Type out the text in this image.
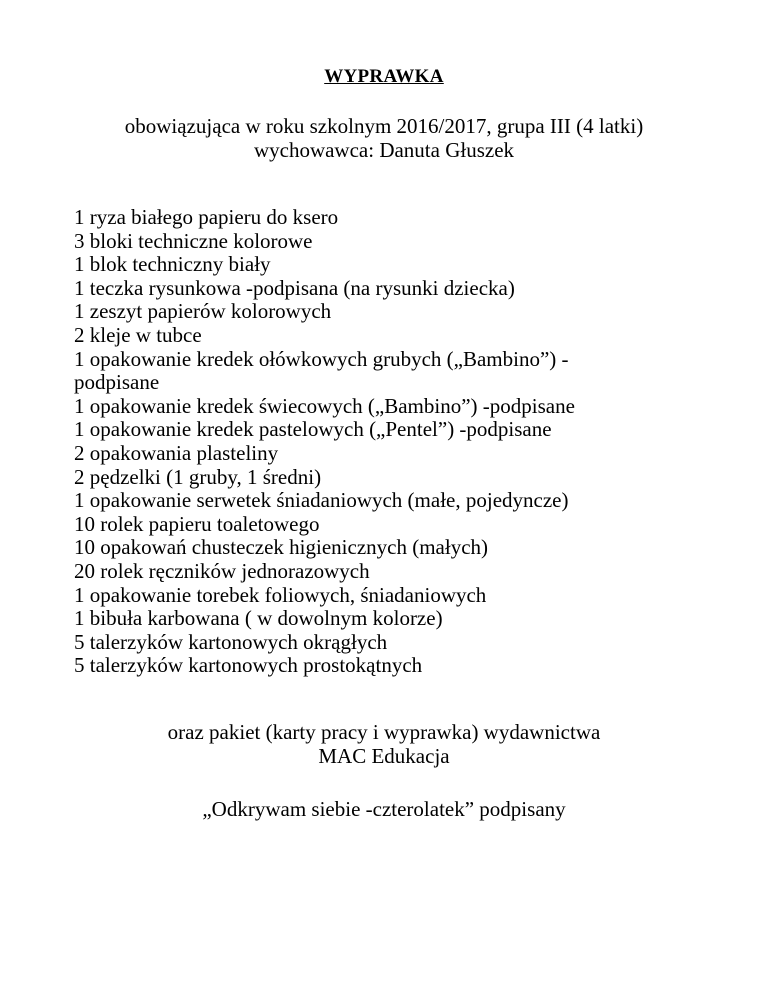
WYPRAWKA
obowiązująca w roku szkolnym 2016/2017, grupa III (4 latki)
wychowawca: Danuta Głuszek
1 ryza białego papieru do ksero
3 bloki techniczne kolorowe
1 blok techniczny biały
1 teczka rysunkowa -podpisana (na rysunki dziecka)
1 zeszyt papierów kolorowych
2 kleje w tubce
1 opakowanie kredek ołówkowych grubych („Bambino”) -
podpisane
1 opakowanie kredek świecowych („Bambino”) -podpisane
1 opakowanie kredek pastelowych („Pentel”) -podpisane
2 opakowania plasteliny
2 pędzelki (1 gruby, 1 średni)
1 opakowanie serwetek śniadaniowych (małe, pojedyncze)
10 rolek papieru toaletowego
10 opakowań chusteczek higienicznych (małych)
20 rolek ręczników jednorazowych
1 opakowanie torebek foliowych, śniadaniowych
1 bibuła karbowana ( w dowolnym kolorze)
5 talerzyków kartonowych okrągłych
5 talerzyków kartonowych prostokątnych
oraz pakiet (karty pracy i wyprawka) wydawnictwa
MAC Edukacja
„Odkrywam siebie -czterolatek” podpisany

************

• _Do this_: Copy out all lines above that include the string "rolek".

• _Solution to the exercise_:
10 rolek papieru toaletowego
20 rolek ręczników jednorazowych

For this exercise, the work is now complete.